* **Prompt**:
Copy the listing below in full and skip every picture.

* **Input records**:
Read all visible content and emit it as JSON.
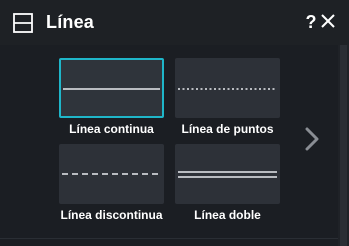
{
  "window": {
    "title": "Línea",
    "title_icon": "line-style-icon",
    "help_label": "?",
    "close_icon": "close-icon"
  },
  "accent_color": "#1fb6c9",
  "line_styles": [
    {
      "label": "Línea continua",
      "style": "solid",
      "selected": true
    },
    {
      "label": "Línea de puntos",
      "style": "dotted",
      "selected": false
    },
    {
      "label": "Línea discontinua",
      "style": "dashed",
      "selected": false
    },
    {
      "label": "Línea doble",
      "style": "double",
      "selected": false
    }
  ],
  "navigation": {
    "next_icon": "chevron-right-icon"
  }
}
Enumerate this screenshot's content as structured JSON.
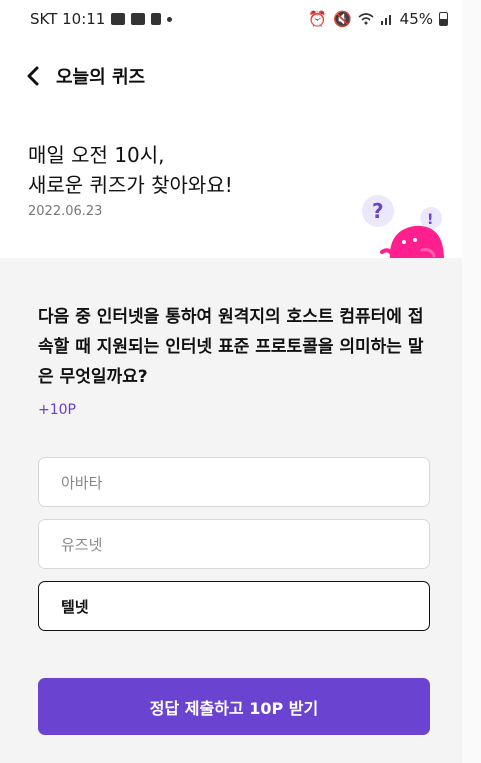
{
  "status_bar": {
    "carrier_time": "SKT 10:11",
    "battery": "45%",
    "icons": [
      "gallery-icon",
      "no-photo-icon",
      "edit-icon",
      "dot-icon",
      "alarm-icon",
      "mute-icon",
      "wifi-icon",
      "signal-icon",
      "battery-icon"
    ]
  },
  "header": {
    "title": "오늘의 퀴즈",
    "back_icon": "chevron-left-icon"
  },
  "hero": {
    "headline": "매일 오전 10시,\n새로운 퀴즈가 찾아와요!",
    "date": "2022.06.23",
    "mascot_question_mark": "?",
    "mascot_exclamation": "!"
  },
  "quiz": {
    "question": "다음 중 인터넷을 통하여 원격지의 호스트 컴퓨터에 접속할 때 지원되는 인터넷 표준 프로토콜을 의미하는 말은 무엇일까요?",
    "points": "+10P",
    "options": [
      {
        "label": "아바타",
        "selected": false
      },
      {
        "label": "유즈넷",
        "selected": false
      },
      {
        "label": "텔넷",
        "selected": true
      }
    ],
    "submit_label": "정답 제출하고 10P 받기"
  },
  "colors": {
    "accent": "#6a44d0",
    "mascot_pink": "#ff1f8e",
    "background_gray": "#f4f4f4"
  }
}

* **Finished exercise**:
Read all visible content and emit it as JSON.
{
  "window": {
    "title": "Línea",
    "title_icon": "line-style-icon",
    "help_label": "?",
    "close_icon": "close-icon"
  },
  "accent_color": "#1fb6c9",
  "line_styles": [
    {
      "label": "Línea continua",
      "style": "solid",
      "selected": true
    },
    {
      "label": "Línea de puntos",
      "style": "dotted",
      "selected": false
    },
    {
      "label": "Línea discontinua",
      "style": "dashed",
      "selected": false
    },
    {
      "label": "Línea doble",
      "style": "double",
      "selected": false
    }
  ],
  "navigation": {
    "next_icon": "chevron-right-icon"
  }
}
Enumerate this screenshot's content as structured JSON.
{
  "status_bar": {
    "carrier_time": "SKT 10:11",
    "battery": "45%",
    "icons": [
      "gallery-icon",
      "no-photo-icon",
      "edit-icon",
      "dot-icon",
      "alarm-icon",
      "mute-icon",
      "wifi-icon",
      "signal-icon",
      "battery-icon"
    ]
  },
  "header": {
    "title": "오늘의 퀴즈",
    "back_icon": "chevron-left-icon"
  },
  "hero": {
    "headline": "매일 오전 10시,\n새로운 퀴즈가 찾아와요!",
    "date": "2022.06.23",
    "mascot_question_mark": "?",
    "mascot_exclamation": "!"
  },
  "quiz": {
    "question": "다음 중 인터넷을 통하여 원격지의 호스트 컴퓨터에 접속할 때 지원되는 인터넷 표준 프로토콜을 의미하는 말은 무엇일까요?",
    "points": "+10P",
    "options": [
      {
        "label": "아바타",
        "selected": false
      },
      {
        "label": "유즈넷",
        "selected": false
      },
      {
        "label": "텔넷",
        "selected": true
      }
    ],
    "submit_label": "정답 제출하고 10P 받기"
  },
  "colors": {
    "accent": "#6a44d0",
    "mascot_pink": "#ff1f8e",
    "background_gray": "#f4f4f4"
  }
}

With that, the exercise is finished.